WHAT THE EXERCISE ASKS: In the material below, the lines containing the word "Microsoft" are required; copy each of them.

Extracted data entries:
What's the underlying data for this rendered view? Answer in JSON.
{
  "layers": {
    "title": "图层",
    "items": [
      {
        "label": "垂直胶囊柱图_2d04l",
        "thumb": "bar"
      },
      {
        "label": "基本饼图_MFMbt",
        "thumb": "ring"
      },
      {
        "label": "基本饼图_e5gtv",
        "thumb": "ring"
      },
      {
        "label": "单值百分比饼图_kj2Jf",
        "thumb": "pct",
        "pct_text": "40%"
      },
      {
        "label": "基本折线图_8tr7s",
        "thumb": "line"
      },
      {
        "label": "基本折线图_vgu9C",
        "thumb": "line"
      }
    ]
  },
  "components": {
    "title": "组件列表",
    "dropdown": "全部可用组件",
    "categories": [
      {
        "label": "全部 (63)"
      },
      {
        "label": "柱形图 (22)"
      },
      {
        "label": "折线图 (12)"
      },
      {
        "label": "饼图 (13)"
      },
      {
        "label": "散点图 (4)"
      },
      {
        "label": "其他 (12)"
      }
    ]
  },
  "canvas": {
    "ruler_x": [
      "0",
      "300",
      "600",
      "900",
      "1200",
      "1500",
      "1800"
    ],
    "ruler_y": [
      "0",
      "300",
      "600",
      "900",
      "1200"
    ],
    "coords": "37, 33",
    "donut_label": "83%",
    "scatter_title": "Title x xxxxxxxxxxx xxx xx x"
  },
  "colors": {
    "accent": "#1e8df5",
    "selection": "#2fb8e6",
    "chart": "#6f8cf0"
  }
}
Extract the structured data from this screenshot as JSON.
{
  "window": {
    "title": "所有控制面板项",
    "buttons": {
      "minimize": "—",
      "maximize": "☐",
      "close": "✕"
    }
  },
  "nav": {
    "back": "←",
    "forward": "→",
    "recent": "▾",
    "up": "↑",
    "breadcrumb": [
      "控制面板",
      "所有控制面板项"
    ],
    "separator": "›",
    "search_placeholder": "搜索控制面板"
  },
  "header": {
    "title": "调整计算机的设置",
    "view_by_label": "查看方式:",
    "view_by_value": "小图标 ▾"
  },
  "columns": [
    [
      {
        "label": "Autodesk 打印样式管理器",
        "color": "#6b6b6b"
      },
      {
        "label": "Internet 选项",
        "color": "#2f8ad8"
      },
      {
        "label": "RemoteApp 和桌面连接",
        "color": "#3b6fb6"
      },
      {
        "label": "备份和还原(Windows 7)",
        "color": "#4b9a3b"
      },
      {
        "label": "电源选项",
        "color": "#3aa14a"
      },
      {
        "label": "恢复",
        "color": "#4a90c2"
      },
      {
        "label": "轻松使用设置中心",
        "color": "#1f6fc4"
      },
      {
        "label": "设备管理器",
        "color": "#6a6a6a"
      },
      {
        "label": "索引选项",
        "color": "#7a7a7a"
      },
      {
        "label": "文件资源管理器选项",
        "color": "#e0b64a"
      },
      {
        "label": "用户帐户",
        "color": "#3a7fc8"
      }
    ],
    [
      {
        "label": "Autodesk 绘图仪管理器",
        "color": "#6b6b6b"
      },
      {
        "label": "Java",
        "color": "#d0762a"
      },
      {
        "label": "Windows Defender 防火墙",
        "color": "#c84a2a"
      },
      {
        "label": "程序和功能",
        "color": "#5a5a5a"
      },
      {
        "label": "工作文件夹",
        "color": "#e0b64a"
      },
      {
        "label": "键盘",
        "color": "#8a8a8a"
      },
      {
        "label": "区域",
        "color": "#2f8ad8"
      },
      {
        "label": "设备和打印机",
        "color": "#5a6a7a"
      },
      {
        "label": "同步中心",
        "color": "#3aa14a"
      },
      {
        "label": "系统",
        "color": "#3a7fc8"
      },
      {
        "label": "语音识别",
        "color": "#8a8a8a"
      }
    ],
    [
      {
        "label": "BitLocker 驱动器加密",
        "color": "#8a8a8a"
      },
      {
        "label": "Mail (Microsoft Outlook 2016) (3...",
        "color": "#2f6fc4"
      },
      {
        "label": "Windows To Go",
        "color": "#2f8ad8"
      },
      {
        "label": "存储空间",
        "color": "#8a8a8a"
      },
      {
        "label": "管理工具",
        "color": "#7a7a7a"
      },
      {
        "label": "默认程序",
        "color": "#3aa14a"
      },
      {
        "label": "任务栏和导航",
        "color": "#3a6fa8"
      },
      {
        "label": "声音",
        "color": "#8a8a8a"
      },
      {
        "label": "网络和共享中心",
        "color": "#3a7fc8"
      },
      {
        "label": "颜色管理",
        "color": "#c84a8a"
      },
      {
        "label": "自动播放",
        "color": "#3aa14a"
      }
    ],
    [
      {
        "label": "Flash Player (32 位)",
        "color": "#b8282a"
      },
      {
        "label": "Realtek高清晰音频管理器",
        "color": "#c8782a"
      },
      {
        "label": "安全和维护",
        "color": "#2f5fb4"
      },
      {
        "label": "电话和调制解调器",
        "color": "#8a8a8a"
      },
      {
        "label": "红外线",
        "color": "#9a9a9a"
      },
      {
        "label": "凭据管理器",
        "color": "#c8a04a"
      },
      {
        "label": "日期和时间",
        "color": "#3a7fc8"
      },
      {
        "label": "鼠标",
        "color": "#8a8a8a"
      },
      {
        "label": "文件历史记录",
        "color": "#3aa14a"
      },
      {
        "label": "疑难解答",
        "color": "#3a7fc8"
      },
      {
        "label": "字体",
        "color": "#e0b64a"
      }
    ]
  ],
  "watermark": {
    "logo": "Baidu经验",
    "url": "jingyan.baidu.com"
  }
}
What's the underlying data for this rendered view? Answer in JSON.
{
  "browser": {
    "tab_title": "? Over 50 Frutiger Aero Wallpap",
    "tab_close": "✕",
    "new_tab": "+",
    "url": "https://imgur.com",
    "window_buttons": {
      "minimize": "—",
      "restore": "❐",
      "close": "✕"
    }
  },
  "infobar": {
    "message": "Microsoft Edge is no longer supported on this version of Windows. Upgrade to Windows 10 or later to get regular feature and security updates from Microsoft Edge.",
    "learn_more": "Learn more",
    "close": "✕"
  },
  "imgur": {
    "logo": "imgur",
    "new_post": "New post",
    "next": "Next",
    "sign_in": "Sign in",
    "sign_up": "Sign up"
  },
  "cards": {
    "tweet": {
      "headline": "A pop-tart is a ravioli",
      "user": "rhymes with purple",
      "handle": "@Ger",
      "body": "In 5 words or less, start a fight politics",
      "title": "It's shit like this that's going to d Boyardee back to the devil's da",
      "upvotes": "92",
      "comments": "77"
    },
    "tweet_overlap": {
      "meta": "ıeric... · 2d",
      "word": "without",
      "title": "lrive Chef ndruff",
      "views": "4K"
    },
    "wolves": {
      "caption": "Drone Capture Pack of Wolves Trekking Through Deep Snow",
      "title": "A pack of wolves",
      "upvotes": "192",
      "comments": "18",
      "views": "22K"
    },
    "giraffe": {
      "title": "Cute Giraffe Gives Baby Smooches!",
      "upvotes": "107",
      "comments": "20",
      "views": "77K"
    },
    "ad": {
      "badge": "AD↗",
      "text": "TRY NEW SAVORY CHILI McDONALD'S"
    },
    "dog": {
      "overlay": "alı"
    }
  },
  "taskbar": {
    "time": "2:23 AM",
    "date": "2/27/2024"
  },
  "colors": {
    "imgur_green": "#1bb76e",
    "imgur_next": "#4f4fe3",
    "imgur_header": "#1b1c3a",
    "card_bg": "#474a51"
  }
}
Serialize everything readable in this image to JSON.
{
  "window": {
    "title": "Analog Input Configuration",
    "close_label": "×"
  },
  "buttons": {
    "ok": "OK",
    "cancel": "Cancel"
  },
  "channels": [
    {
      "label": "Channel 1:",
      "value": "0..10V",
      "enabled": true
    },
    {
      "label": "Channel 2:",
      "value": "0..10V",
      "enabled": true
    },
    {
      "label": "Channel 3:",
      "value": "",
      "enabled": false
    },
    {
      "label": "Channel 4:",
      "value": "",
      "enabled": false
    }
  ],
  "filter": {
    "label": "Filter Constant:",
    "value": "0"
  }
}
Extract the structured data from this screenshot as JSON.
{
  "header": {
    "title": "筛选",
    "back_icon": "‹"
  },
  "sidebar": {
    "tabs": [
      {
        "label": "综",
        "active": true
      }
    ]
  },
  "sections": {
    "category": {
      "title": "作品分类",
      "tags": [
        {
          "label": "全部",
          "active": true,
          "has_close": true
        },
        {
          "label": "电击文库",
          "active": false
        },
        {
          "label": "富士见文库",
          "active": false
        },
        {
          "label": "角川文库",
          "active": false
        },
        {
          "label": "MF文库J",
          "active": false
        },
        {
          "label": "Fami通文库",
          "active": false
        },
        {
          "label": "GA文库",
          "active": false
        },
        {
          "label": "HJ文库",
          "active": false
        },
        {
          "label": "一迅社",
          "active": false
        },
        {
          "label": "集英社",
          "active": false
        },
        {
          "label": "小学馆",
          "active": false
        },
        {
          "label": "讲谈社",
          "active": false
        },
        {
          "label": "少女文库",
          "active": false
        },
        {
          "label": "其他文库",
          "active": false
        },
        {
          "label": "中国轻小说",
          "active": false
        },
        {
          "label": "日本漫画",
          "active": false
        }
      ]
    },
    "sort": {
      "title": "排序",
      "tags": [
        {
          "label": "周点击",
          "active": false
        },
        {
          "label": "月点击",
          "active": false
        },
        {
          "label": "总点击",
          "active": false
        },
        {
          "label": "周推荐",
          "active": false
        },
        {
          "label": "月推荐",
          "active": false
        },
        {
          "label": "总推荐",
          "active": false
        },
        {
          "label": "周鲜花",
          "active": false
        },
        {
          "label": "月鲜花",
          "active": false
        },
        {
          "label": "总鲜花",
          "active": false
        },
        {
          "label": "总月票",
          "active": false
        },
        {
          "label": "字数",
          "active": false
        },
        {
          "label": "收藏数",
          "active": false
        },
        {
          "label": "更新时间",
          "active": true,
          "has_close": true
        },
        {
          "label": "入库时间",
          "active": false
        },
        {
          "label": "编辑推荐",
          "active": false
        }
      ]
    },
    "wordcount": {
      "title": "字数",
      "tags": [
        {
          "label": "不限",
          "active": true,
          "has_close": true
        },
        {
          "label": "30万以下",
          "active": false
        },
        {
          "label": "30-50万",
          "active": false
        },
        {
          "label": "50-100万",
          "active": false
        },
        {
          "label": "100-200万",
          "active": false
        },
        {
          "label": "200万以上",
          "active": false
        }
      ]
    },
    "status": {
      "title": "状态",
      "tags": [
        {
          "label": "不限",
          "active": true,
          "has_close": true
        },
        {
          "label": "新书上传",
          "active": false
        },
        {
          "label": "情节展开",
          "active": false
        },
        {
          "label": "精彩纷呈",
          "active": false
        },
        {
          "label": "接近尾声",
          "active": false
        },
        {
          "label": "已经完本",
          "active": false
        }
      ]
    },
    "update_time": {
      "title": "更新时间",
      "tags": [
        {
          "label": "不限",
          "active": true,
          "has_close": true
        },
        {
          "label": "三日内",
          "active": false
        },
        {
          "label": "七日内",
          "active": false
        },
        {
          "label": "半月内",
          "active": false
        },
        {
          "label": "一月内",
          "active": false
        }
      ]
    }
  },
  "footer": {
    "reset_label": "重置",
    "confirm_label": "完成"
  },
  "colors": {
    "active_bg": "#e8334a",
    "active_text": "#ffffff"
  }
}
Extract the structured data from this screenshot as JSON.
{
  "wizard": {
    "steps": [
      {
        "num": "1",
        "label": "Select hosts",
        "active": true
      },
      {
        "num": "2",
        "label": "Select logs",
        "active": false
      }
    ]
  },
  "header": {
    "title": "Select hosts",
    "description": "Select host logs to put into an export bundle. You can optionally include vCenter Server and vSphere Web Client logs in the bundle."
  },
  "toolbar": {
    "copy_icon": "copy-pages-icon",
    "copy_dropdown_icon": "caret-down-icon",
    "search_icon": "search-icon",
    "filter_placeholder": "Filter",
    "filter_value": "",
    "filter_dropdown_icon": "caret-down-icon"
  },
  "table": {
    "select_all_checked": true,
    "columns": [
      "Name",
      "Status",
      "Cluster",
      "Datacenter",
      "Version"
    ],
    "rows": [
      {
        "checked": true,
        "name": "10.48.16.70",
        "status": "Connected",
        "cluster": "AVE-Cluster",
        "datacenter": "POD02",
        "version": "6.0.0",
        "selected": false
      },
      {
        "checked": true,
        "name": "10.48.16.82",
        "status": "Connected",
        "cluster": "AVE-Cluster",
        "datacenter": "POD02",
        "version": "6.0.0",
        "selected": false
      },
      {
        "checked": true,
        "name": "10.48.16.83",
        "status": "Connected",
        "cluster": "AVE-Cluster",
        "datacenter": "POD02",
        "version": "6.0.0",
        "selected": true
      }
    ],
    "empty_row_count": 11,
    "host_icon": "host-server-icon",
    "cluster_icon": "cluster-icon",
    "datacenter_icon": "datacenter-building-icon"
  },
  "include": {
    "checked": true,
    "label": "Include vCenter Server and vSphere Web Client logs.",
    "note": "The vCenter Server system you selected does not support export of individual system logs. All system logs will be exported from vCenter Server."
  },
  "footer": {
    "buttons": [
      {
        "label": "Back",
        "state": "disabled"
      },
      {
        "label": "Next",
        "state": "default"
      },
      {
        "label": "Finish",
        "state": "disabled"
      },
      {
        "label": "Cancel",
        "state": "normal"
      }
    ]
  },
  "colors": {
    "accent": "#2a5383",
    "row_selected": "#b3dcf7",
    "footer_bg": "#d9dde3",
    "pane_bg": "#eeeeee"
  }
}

TASK ANSWER:
        "label": "Mail (Microsoft Outlook 2016) (3...",
    "message": "Microsoft Edge is no longer supported on this version of Windows. Upgrade to Windows 10 or later to get regular feature and security updates from Microsoft Edge.",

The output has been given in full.